#### Aim of the task
Go through each line of the records below and count those with the word "couronnes"; give only the total.

#### Input data

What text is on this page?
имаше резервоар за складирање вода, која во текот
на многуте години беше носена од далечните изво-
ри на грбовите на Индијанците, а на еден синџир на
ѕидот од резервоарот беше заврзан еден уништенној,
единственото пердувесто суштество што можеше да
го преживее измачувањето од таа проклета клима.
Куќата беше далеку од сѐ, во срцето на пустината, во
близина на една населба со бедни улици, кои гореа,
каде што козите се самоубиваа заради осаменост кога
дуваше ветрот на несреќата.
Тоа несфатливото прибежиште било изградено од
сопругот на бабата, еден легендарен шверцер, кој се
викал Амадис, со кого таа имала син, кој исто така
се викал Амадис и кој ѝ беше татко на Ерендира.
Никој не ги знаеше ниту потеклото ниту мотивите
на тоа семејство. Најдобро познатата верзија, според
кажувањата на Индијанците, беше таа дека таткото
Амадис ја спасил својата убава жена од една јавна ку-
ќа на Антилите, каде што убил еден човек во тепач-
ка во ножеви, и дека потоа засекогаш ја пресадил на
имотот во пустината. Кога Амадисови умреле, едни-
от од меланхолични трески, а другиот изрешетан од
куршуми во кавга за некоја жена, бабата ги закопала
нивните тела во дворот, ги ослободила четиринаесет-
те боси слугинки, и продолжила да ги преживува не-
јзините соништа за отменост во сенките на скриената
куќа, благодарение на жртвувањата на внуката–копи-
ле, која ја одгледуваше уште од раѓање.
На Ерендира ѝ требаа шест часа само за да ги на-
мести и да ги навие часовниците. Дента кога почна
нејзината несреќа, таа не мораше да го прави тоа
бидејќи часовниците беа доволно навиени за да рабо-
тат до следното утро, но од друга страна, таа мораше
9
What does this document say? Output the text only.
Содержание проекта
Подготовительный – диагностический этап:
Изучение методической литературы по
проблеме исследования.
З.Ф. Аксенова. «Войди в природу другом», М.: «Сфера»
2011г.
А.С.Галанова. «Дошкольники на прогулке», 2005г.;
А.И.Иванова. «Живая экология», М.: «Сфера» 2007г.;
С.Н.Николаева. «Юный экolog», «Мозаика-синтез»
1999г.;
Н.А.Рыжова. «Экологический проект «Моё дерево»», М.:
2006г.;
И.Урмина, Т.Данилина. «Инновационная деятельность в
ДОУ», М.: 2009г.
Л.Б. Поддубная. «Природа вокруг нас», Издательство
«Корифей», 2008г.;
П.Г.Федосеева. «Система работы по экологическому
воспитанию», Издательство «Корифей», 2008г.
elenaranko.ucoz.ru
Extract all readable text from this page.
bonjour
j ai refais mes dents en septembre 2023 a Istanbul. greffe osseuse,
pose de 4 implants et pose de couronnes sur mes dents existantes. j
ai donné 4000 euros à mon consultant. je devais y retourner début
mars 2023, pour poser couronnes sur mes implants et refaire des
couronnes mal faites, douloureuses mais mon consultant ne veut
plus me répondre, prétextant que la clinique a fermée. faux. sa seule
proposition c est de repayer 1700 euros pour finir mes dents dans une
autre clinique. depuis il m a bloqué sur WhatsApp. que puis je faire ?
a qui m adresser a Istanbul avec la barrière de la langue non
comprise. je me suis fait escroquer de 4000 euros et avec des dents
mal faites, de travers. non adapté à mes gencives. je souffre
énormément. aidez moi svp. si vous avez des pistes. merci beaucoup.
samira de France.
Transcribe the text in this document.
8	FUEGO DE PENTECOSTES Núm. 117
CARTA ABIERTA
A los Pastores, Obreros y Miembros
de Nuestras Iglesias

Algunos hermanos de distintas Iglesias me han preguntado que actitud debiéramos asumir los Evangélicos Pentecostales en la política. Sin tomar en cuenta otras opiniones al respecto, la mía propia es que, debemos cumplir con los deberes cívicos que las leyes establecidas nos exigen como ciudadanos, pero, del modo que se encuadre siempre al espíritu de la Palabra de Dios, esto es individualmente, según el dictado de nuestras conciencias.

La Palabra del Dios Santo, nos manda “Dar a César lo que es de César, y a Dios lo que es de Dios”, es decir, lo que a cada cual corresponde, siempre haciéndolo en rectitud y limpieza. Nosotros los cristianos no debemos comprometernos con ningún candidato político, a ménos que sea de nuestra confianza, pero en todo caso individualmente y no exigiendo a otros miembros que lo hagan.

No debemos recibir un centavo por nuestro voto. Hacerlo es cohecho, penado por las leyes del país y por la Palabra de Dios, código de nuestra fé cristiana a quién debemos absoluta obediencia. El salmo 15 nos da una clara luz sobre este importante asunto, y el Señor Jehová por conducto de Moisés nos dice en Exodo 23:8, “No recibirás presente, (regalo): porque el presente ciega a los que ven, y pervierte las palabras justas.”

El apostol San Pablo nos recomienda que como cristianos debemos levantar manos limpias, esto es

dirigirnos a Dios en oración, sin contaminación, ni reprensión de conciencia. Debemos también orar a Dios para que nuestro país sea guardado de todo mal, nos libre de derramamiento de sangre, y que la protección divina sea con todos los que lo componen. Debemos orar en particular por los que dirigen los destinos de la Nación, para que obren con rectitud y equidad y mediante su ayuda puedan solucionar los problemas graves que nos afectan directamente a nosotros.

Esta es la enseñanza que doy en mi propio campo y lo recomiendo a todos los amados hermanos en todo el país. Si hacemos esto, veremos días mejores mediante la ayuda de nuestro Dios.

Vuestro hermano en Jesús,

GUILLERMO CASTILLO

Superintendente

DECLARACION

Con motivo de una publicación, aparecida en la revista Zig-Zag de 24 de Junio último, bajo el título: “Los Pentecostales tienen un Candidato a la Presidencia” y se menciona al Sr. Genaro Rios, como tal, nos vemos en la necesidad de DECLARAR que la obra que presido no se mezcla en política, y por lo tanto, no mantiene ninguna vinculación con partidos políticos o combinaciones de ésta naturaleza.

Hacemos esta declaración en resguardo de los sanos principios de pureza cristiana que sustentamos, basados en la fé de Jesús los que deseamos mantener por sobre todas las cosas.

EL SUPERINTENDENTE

#### Written reply
3